Written task:
Find and return each line containing "name".

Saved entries

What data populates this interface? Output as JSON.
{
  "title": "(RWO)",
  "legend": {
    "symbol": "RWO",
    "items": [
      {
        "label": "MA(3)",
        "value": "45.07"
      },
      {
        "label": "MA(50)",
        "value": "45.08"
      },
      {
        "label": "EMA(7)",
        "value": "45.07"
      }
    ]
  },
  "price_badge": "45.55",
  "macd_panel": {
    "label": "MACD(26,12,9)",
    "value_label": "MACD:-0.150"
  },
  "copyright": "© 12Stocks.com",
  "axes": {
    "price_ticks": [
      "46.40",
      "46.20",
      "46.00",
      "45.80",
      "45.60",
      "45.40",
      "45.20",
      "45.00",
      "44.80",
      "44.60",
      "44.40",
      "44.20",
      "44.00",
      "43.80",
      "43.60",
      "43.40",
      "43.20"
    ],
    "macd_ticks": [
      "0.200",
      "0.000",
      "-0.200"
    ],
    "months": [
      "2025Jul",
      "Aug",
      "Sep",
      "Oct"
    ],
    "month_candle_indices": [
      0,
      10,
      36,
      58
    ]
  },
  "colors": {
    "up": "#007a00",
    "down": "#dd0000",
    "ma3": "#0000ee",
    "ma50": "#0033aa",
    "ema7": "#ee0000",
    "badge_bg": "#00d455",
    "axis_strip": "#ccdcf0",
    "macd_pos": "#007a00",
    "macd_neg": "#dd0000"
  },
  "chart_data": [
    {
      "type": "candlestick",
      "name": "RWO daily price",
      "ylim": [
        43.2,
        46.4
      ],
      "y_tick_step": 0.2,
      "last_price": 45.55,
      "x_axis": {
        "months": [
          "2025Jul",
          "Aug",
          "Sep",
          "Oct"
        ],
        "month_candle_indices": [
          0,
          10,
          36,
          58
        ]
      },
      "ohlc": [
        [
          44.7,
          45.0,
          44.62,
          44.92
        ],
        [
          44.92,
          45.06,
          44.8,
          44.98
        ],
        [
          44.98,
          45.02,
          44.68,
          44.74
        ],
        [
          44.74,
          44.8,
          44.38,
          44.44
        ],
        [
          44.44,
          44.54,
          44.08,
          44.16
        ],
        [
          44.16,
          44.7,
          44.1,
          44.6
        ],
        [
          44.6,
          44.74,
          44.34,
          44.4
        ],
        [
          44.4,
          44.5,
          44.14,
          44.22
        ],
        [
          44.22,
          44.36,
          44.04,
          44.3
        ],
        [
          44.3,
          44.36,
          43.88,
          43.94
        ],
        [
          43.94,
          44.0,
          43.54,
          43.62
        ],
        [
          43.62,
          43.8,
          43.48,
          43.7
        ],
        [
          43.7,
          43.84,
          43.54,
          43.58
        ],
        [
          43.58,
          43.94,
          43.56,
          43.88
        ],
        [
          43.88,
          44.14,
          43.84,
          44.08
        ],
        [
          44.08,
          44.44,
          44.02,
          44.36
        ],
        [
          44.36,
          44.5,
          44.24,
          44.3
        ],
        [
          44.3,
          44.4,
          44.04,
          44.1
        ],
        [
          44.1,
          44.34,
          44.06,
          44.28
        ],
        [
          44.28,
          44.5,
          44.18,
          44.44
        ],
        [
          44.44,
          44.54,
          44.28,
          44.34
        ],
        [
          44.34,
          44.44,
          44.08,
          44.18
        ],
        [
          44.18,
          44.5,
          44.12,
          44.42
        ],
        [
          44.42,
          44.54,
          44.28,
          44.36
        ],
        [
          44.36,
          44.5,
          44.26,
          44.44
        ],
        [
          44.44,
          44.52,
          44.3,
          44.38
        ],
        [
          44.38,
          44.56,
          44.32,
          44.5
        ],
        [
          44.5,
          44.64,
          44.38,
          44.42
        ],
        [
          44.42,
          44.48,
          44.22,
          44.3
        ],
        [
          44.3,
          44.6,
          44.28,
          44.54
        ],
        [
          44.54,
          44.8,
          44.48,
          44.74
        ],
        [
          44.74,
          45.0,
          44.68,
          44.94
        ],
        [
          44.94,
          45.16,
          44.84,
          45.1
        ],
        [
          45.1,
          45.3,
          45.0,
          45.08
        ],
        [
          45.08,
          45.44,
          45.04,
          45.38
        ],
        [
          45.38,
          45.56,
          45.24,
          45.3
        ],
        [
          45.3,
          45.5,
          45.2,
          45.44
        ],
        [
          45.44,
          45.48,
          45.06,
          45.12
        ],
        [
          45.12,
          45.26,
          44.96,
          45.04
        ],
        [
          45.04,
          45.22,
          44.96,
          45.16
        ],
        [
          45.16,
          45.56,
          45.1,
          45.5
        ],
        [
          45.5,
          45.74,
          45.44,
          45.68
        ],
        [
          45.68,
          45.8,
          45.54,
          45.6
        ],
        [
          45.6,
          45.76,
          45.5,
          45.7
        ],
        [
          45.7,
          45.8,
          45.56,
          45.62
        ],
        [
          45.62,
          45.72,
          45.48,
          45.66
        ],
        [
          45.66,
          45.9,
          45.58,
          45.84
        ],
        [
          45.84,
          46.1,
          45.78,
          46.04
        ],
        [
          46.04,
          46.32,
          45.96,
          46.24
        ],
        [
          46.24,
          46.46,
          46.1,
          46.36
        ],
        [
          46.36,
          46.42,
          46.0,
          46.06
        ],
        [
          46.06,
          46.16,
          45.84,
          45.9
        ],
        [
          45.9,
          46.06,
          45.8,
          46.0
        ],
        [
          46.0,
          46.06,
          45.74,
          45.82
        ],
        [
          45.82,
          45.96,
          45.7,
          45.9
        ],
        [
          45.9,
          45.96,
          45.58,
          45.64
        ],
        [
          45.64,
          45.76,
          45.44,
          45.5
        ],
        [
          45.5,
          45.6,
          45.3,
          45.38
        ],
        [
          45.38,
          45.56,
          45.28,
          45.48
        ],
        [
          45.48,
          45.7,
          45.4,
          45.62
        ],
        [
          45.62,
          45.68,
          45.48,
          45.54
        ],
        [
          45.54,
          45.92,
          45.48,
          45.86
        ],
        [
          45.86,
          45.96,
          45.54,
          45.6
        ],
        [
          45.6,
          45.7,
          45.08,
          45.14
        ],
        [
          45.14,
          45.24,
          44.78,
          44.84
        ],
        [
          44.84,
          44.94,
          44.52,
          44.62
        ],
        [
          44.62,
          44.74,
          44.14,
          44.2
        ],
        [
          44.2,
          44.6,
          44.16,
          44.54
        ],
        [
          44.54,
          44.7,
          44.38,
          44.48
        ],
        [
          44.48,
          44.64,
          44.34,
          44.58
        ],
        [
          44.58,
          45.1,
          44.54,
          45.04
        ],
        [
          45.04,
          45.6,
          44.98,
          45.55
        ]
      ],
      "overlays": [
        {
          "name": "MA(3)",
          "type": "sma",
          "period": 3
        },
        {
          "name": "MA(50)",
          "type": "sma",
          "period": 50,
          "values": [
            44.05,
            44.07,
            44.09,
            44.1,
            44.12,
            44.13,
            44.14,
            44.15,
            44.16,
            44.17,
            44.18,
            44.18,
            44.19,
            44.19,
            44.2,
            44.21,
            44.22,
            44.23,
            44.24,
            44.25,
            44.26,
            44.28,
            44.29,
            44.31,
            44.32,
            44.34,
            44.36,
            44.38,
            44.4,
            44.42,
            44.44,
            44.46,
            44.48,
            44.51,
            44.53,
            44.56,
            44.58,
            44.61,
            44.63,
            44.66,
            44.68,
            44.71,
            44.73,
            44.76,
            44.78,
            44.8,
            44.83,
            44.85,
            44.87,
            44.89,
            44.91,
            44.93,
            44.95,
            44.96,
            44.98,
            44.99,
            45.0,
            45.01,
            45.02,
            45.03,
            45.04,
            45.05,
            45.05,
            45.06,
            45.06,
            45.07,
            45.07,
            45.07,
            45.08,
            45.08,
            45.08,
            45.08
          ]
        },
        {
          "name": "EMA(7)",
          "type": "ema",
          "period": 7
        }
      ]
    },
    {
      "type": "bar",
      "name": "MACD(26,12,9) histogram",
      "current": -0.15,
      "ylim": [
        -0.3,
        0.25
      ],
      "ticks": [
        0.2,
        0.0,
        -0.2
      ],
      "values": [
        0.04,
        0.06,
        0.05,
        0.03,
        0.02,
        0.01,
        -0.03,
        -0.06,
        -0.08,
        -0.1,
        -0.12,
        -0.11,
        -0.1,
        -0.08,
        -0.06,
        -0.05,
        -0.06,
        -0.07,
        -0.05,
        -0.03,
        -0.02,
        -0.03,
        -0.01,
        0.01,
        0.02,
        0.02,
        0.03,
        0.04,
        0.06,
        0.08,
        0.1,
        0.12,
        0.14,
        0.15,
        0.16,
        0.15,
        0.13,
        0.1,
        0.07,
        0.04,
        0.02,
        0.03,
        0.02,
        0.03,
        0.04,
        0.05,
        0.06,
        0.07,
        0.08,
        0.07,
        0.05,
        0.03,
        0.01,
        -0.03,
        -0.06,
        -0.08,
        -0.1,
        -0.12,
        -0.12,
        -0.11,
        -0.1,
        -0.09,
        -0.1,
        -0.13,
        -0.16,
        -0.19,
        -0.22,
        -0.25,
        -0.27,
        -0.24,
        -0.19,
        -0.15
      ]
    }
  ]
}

Answer to this task:
      "name": "RWO daily price",
          "name": "MA(3)",
          "name": "MA(50)",
          "name": "EMA(7)",
      "name": "MACD(26,12,9) histogram",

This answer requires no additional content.